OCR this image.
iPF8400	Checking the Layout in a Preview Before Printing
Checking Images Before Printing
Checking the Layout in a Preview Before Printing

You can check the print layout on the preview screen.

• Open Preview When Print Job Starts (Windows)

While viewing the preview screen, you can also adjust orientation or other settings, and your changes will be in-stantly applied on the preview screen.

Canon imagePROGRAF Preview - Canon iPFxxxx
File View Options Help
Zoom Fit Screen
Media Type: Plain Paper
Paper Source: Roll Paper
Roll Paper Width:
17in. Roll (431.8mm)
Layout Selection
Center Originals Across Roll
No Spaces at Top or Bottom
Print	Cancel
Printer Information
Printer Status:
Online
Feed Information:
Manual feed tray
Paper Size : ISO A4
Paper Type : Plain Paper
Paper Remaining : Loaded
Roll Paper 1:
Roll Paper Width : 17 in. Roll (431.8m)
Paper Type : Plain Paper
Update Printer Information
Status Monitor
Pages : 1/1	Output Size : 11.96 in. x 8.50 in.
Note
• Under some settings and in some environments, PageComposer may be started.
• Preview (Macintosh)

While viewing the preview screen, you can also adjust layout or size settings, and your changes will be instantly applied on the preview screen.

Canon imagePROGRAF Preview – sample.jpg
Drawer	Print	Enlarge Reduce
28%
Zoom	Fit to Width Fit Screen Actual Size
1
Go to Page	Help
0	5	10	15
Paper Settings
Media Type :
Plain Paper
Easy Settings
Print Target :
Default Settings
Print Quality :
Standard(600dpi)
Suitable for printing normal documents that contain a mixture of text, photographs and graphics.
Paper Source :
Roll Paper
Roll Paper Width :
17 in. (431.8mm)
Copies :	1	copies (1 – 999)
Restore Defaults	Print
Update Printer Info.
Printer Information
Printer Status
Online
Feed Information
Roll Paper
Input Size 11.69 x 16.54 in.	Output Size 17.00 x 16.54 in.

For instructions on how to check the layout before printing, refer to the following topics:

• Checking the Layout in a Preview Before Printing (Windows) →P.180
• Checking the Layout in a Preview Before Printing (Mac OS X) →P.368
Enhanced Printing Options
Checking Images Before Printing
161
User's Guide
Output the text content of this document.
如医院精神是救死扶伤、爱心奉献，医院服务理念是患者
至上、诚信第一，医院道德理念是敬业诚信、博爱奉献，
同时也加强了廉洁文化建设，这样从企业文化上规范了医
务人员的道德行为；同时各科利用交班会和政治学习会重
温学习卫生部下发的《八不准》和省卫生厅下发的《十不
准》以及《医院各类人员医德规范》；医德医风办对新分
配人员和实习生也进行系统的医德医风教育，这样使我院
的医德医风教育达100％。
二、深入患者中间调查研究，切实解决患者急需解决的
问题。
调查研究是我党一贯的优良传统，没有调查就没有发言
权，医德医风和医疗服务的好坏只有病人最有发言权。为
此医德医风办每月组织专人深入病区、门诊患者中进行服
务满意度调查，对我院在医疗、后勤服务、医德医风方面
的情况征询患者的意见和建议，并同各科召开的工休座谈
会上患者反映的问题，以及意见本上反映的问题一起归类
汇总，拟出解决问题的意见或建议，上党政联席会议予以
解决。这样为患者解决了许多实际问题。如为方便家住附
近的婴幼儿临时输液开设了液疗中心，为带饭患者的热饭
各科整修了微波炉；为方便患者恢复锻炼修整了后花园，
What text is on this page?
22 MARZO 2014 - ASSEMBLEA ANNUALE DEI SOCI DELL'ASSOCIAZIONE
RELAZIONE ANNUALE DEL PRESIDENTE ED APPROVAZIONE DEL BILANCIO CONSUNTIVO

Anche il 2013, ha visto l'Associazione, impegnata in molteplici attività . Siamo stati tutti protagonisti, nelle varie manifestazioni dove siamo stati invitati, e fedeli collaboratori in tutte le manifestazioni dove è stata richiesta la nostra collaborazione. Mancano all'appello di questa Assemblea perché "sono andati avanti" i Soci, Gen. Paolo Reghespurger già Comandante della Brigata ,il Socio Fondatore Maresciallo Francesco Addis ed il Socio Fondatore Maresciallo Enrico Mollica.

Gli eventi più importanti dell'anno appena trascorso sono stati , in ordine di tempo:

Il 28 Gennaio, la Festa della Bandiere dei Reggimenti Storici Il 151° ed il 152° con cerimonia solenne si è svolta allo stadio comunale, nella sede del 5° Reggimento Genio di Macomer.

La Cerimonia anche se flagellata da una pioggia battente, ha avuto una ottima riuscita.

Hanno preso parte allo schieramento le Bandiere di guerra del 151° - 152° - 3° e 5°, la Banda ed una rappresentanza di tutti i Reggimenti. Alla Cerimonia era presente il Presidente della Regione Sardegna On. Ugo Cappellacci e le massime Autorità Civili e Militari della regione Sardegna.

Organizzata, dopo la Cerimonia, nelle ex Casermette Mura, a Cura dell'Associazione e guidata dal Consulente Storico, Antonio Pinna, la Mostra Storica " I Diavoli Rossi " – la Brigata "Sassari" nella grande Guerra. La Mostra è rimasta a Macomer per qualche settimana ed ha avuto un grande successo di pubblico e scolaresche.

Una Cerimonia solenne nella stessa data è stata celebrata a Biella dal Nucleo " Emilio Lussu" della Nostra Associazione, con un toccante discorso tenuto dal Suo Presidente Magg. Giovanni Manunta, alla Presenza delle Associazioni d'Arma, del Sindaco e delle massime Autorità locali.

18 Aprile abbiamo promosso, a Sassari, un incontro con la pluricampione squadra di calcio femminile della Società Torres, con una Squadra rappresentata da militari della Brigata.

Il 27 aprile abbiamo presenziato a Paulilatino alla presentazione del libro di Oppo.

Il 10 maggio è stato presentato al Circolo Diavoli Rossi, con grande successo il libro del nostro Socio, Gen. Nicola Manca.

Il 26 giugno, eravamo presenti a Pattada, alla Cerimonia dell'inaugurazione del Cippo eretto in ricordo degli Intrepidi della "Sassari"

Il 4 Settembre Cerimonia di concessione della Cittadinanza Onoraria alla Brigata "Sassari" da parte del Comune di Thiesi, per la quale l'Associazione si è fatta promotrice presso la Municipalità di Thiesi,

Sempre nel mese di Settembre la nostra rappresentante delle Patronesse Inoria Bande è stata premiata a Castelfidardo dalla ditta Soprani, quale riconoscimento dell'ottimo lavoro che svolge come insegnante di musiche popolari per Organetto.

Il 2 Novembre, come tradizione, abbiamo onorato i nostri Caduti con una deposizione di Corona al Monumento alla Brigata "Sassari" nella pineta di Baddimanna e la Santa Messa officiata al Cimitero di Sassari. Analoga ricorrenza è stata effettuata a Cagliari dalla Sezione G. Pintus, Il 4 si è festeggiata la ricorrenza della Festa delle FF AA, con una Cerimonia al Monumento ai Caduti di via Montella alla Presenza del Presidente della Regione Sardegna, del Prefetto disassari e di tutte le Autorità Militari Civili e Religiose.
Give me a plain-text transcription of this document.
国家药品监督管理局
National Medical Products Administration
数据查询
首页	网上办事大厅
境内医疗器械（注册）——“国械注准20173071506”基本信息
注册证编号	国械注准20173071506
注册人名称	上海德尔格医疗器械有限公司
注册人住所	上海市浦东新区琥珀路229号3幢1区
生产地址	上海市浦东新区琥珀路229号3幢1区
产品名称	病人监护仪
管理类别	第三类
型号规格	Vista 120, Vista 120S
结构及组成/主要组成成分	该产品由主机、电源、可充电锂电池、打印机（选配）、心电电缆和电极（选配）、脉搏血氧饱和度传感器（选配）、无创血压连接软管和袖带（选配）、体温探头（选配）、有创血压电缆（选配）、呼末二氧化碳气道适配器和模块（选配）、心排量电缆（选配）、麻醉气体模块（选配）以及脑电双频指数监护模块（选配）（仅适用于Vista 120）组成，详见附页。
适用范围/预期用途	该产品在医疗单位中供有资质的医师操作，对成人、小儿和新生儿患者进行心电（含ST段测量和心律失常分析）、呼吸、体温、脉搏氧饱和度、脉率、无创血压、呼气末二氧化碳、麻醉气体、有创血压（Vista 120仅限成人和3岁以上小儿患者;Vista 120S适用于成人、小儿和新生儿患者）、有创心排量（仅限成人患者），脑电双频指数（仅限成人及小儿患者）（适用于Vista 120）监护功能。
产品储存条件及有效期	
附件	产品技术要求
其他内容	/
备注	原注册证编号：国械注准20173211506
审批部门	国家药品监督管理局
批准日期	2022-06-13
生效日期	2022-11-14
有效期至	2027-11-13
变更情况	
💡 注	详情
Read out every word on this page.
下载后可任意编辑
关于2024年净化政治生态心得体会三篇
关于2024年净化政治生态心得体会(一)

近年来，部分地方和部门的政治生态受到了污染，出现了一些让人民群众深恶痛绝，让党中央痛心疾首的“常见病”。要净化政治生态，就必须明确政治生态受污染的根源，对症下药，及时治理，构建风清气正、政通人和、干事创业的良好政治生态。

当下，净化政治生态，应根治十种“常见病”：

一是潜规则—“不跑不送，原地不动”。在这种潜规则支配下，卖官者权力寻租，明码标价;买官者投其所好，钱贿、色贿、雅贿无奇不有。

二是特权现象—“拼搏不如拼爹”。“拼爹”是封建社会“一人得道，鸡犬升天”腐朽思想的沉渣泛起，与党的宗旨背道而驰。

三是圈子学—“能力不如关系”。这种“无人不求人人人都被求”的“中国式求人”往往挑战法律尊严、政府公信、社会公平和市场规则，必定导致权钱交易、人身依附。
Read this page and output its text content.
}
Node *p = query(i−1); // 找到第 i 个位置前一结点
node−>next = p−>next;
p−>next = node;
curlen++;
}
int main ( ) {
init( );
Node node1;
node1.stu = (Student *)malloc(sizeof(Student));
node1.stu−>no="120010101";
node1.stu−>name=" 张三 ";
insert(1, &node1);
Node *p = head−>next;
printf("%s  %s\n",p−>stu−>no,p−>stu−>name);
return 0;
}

§ Exercise instructions
Each line above that includes "Rossi" should be shown.

§ Full output
Organizzata, dopo la Cerimonia, nelle ex Casermette Mura, a Cura dell'Associazione e guidata dal Consulente Storico, Antonio Pinna, la Mostra Storica " I Diavoli Rossi " – la Brigata "Sassari" nella grande Guerra. La Mostra è rimasta a Macomer per qualche settimana ed ha avuto un grande successo di pubblico e scolaresche.
Il 10 maggio è stato presentato al Circolo Diavoli Rossi, con grande successo il libro del nostro Socio, Gen. Nicola Manca.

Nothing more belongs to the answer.